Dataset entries

- - -

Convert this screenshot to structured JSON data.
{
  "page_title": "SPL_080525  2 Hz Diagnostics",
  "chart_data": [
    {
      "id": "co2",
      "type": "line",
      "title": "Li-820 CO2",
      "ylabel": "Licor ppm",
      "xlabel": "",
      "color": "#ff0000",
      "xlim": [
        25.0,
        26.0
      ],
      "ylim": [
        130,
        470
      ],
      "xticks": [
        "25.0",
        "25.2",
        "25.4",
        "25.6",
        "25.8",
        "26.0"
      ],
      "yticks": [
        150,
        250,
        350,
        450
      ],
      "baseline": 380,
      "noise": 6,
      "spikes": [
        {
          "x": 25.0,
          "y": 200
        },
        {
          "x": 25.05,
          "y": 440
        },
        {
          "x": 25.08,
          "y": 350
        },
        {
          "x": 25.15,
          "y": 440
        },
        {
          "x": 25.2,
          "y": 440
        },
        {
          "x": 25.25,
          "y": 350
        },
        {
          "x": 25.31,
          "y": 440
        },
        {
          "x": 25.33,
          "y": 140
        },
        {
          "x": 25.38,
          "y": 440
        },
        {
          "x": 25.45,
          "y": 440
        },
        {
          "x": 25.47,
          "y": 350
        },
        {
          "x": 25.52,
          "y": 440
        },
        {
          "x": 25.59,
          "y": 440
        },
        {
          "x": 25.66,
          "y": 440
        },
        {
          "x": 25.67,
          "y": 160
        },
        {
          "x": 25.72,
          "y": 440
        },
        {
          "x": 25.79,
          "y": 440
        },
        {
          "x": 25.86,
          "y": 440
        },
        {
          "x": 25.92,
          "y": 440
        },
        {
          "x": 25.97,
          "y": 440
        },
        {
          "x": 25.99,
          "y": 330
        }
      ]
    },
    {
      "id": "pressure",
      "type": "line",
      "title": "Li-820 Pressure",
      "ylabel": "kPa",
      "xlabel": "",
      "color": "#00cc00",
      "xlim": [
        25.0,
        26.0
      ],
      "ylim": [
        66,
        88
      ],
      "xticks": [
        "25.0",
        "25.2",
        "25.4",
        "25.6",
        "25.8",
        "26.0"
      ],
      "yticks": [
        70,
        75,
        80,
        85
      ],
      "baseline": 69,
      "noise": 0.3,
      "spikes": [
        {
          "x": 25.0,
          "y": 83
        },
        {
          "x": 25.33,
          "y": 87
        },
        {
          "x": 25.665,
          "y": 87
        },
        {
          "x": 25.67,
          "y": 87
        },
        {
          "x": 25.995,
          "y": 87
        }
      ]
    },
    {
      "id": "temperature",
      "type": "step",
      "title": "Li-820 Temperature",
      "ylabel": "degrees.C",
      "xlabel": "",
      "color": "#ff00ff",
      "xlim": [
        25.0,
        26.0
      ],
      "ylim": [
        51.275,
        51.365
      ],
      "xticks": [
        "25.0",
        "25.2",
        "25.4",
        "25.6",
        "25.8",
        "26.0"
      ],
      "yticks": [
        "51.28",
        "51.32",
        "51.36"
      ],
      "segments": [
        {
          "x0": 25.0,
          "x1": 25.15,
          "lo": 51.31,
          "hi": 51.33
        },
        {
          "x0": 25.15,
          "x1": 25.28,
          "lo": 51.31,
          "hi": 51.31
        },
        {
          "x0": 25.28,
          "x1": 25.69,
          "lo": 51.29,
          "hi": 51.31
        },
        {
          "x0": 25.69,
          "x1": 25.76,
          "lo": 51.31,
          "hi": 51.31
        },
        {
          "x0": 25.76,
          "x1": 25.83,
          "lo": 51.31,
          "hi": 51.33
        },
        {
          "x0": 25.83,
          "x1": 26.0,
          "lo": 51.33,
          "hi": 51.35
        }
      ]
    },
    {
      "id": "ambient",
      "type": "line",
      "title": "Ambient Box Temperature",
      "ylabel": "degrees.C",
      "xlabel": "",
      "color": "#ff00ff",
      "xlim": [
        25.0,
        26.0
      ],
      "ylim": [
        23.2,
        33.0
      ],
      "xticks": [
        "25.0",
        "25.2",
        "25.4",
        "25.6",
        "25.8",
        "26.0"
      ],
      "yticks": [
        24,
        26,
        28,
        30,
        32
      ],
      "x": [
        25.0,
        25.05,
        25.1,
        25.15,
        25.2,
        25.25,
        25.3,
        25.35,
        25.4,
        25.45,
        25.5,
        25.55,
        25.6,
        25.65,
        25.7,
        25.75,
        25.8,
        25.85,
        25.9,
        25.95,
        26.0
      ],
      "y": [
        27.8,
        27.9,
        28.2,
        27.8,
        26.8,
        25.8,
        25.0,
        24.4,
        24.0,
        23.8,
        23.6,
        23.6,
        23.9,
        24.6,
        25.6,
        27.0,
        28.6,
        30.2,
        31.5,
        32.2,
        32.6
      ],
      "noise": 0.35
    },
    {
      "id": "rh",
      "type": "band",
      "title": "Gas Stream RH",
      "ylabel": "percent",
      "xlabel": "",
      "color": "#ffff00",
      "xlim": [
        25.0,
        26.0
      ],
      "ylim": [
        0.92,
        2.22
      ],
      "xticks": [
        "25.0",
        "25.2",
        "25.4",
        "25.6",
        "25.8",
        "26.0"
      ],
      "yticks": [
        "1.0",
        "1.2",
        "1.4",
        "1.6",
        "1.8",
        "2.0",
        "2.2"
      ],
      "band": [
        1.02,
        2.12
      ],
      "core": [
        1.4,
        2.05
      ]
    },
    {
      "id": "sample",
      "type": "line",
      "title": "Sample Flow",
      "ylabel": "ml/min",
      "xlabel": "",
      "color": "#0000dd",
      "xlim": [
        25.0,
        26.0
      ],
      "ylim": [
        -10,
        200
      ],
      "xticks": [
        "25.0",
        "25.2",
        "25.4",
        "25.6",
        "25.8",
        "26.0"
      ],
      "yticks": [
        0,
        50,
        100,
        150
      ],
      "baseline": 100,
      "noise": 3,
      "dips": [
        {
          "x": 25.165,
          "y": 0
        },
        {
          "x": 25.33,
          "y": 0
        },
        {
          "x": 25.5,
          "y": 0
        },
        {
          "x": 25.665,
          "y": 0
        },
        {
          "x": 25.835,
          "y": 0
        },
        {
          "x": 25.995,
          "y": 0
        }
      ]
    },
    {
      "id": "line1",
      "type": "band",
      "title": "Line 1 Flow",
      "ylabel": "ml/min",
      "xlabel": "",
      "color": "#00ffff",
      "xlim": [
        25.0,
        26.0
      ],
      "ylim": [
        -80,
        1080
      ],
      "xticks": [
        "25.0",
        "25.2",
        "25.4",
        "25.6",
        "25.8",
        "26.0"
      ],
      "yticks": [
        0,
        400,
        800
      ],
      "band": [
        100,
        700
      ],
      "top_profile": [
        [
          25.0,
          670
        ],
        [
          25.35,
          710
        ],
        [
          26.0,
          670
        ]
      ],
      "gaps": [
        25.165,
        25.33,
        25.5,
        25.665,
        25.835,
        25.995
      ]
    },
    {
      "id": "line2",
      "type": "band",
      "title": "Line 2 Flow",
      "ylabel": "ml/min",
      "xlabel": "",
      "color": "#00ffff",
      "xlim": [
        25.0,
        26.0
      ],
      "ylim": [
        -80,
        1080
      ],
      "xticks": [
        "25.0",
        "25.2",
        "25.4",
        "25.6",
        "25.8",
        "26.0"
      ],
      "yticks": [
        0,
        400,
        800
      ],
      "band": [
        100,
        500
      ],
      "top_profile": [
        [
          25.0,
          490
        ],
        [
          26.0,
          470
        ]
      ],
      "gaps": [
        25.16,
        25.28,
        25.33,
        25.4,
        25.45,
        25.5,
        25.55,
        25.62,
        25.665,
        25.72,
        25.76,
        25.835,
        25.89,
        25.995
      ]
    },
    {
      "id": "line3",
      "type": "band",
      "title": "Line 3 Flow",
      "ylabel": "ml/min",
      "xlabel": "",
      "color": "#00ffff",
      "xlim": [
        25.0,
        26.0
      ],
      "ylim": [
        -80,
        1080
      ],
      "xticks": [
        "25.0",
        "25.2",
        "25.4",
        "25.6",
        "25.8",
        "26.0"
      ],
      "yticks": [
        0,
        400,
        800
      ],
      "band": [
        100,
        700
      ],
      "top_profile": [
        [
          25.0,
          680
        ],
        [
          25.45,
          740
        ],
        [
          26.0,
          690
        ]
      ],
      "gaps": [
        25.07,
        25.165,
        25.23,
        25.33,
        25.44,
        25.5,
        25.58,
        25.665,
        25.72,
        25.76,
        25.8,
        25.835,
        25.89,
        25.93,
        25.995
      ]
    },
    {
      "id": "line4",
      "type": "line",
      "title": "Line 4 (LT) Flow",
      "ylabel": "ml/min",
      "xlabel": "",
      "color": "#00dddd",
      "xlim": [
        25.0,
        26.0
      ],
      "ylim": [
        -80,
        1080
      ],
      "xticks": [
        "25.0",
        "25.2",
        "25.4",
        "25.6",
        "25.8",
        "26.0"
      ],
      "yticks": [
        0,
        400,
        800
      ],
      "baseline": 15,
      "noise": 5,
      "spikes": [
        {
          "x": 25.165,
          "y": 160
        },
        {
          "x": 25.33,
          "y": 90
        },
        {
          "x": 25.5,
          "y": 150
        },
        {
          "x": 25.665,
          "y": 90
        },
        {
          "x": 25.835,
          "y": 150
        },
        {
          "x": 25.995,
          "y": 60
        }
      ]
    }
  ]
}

- - -

Among the lines of the data above, count those holding "Flow" and state only the number.

5